● STATED TASK
All of the listing below must be repeated word for word. Pictures are the only thing to omit.

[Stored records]
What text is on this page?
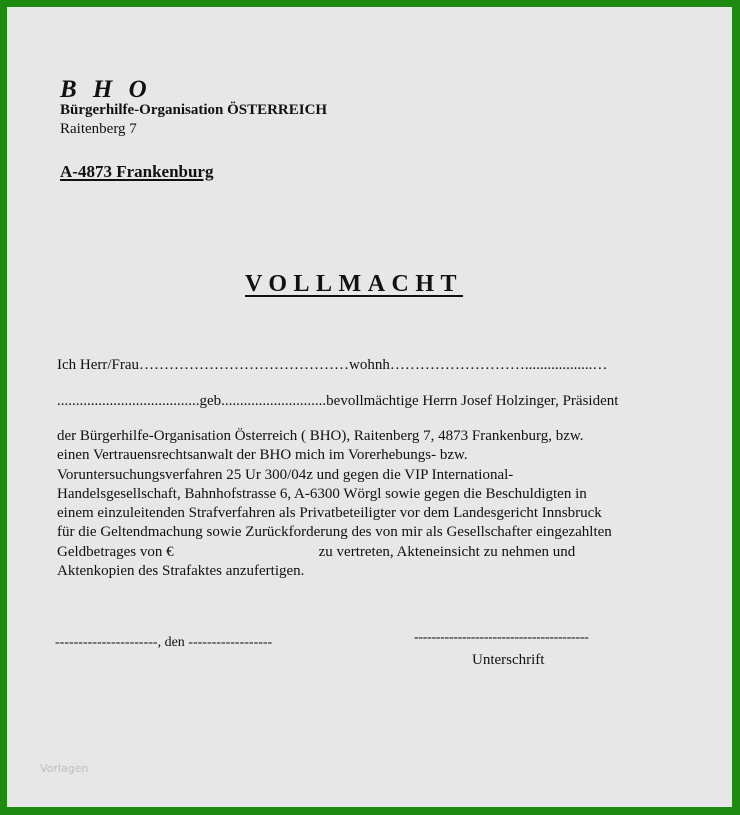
B H O
Bürgerhilfe-Organisation ÖSTERREICH
Raitenberg 7
A-4873 Frankenburg
VOLLMACHT
Ich Herr/Frau……………………………………wohnh………………………..................…
......................................geb............................bevollmächtige Herrn Josef Holzinger, Präsident
der Bürgerhilfe-Organisation Österreich ( BHO), Raitenberg 7, 4873 Frankenburg, bzw.
einen Vertrauensrechtsanwalt der BHO mich im Vorerhebungs- bzw.
Voruntersuchungsverfahren 25 Ur 300/04z und gegen die VIP International-
Handelsgesellschaft, Bahnhofstrasse 6, A-6300 Wörgl sowie gegen die Beschuldigten in
einem einzuleitenden Strafverfahren als Privatbeteiligter vor dem Landesgericht Innsbruck
für die Geltendmachung sowie Zurückforderung des von mir als Gesellschafter eingezahlten
Geldbetrages von €	zu vertreten, Akteneinsicht zu nehmen und
Aktenkopien des Strafaktes anzufertigen.
----------------------, den ------------------	----------------------------------------
Unterschrift
Vorlagen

● FULL ANSWER
What text is on this page?
B H O
Bürgerhilfe-Organisation ÖSTERREICH
Raitenberg 7
A-4873 Frankenburg
VOLLMACHT
Ich Herr/Frau……………………………………wohnh………………………..................…
......................................geb............................bevollmächtige Herrn Josef Holzinger, Präsident
der Bürgerhilfe-Organisation Österreich ( BHO), Raitenberg 7, 4873 Frankenburg, bzw.
einen Vertrauensrechtsanwalt der BHO mich im Vorerhebungs- bzw.
Voruntersuchungsverfahren 25 Ur 300/04z und gegen die VIP International-
Handelsgesellschaft, Bahnhofstrasse 6, A-6300 Wörgl sowie gegen die Beschuldigten in
einem einzuleitenden Strafverfahren als Privatbeteiligter vor dem Landesgericht Innsbruck
für die Geltendmachung sowie Zurückforderung des von mir als Gesellschafter eingezahlten
Geldbetrages von €	zu vertreten, Akteneinsicht zu nehmen und
Aktenkopien des Strafaktes anzufertigen.
----------------------, den ------------------	----------------------------------------
Unterschrift
Vorlagen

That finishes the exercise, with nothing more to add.